* **Exercise**
Gather, from the data below, each line in which the word "this" occurs.

* **Supplied material**
········

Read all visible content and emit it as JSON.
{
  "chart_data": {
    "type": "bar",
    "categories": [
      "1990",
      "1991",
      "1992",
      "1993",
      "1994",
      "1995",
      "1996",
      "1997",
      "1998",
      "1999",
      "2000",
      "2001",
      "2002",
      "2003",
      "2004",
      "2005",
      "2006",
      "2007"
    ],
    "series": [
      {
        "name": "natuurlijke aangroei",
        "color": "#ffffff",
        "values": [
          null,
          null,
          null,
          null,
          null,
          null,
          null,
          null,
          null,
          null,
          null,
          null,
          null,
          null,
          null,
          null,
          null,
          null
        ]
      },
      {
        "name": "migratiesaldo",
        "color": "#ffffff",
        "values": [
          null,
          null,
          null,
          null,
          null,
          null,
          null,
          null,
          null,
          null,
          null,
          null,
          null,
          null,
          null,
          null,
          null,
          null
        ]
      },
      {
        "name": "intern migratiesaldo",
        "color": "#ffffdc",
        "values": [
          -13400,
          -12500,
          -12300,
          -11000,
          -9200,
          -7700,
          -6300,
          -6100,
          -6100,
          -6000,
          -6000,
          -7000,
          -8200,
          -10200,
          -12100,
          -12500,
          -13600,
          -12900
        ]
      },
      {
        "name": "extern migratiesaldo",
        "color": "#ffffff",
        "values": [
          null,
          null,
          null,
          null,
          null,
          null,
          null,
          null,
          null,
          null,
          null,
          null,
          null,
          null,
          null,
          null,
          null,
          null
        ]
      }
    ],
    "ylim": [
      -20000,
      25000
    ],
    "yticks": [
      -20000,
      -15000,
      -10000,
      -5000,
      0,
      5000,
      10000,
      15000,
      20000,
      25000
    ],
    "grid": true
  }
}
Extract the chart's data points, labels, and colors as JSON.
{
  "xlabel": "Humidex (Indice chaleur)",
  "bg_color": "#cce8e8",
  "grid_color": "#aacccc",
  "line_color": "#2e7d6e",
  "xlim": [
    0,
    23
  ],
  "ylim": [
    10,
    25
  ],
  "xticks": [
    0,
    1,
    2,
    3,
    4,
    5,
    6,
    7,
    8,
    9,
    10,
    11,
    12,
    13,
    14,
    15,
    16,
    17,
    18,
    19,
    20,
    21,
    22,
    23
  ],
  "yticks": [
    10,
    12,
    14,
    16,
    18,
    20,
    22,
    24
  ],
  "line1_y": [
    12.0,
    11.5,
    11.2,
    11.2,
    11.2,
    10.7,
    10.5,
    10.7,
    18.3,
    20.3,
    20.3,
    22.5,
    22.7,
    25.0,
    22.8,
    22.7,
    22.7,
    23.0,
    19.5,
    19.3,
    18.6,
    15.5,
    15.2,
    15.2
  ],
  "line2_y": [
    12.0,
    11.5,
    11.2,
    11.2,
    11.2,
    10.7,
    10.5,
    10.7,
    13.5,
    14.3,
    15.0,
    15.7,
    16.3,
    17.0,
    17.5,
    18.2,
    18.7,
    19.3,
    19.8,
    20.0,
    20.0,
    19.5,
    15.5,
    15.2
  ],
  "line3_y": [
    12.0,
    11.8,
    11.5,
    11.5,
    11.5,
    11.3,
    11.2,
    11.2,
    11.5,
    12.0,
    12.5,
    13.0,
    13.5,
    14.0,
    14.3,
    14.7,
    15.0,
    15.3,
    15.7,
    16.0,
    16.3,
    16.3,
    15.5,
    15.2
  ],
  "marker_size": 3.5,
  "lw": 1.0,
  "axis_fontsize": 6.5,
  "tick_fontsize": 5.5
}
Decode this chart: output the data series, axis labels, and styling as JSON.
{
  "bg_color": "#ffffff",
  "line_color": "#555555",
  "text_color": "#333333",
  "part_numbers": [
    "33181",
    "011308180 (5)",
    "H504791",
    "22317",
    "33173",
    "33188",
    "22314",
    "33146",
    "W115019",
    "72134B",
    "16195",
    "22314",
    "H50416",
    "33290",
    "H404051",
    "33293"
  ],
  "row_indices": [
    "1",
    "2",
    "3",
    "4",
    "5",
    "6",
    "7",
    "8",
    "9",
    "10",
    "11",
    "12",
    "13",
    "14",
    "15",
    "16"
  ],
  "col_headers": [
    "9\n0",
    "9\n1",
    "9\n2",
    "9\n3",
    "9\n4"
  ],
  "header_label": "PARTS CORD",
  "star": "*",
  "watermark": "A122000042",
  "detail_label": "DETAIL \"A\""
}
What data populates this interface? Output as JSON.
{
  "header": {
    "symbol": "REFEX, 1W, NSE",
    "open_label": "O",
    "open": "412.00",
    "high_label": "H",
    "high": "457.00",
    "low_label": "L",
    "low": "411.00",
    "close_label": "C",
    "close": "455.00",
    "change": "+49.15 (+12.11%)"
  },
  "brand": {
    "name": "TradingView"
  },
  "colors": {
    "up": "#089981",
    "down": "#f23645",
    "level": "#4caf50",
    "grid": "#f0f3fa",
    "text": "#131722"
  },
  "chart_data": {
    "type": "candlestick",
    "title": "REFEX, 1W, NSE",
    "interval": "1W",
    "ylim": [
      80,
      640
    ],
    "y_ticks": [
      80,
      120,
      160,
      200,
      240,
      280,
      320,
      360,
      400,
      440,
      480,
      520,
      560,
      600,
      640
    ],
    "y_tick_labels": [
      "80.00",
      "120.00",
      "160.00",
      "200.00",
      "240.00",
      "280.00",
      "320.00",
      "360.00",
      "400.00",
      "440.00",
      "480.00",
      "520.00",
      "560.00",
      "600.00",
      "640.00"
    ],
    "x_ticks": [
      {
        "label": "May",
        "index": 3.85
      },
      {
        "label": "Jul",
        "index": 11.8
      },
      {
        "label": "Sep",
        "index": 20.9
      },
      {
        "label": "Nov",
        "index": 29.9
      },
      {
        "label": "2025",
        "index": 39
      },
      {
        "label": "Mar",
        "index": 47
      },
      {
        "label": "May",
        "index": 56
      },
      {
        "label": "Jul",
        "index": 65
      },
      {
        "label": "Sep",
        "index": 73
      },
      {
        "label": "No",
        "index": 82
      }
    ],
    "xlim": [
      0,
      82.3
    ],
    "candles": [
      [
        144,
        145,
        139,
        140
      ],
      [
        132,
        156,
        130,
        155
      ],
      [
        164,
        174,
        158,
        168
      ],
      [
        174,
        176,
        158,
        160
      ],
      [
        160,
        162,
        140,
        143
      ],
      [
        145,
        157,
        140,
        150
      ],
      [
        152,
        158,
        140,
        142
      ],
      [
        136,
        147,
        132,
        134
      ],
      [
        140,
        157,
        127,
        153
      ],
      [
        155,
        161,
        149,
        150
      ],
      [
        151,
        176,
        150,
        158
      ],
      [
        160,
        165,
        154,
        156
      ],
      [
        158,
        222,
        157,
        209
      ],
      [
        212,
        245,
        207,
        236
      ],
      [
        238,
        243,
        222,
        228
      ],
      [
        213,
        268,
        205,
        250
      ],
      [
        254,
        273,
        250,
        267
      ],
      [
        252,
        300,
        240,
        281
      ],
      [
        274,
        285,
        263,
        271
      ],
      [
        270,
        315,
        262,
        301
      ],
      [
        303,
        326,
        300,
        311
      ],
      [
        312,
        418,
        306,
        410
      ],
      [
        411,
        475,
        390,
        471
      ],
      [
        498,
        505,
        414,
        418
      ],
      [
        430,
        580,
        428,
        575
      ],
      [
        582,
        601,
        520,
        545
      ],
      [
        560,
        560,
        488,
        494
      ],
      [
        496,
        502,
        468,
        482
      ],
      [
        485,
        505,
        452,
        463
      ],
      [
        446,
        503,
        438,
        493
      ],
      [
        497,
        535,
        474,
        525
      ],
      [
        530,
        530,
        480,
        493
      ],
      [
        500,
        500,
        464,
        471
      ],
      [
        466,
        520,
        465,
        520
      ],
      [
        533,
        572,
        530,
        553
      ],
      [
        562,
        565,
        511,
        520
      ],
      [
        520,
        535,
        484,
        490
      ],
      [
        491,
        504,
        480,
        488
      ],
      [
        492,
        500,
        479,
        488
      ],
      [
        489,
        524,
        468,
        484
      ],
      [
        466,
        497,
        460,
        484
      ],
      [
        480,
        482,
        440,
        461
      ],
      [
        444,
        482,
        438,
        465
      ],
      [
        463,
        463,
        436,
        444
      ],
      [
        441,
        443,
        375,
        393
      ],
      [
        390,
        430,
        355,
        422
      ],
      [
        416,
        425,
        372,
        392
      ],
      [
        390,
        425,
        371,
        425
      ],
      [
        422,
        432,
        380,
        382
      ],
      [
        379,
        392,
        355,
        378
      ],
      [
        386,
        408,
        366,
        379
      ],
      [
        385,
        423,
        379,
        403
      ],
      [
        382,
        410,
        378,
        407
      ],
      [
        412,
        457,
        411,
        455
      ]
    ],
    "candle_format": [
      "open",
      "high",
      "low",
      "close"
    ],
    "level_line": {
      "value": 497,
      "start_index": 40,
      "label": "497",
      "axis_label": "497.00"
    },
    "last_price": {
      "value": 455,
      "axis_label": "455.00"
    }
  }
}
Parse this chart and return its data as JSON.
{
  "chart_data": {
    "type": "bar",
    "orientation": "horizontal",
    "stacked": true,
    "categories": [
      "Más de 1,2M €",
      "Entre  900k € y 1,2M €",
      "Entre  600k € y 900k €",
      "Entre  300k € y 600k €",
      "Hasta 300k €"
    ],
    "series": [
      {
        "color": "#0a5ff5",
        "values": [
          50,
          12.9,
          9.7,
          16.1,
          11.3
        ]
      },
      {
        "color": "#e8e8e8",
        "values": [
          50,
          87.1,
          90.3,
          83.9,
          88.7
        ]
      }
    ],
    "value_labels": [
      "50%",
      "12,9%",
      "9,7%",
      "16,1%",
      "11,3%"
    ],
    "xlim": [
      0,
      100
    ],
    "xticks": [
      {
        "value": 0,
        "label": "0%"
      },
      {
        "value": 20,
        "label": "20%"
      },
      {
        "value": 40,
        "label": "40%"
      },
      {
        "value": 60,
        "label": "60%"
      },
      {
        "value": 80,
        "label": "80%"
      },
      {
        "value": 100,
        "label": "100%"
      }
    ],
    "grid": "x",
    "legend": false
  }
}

········

* **Full response**
Decode this chart: output the data series, axis labels, and styling as JSON.
What data populates this interface? Output as JSON.
Parse this chart and return its data as JSON.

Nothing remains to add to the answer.